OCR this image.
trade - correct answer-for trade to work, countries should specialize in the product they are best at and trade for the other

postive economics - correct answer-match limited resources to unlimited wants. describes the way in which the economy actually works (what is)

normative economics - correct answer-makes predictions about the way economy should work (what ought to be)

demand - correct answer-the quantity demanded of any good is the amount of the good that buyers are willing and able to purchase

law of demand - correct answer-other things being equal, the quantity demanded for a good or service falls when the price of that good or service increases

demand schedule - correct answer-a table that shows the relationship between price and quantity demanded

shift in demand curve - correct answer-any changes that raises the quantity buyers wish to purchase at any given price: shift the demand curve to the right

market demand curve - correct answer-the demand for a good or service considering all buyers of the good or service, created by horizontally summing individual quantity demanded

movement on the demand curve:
***
Exercise instructions
Copy down every line of the entries containing the word "service".

Task result
law of demand - correct answer-other things being equal, the quantity demanded for a good or service falls when the price of that good or service increases
market demand curve - correct answer-the demand for a good or service considering all buyers of the good or service, created by horizontally summing individual quantity demanded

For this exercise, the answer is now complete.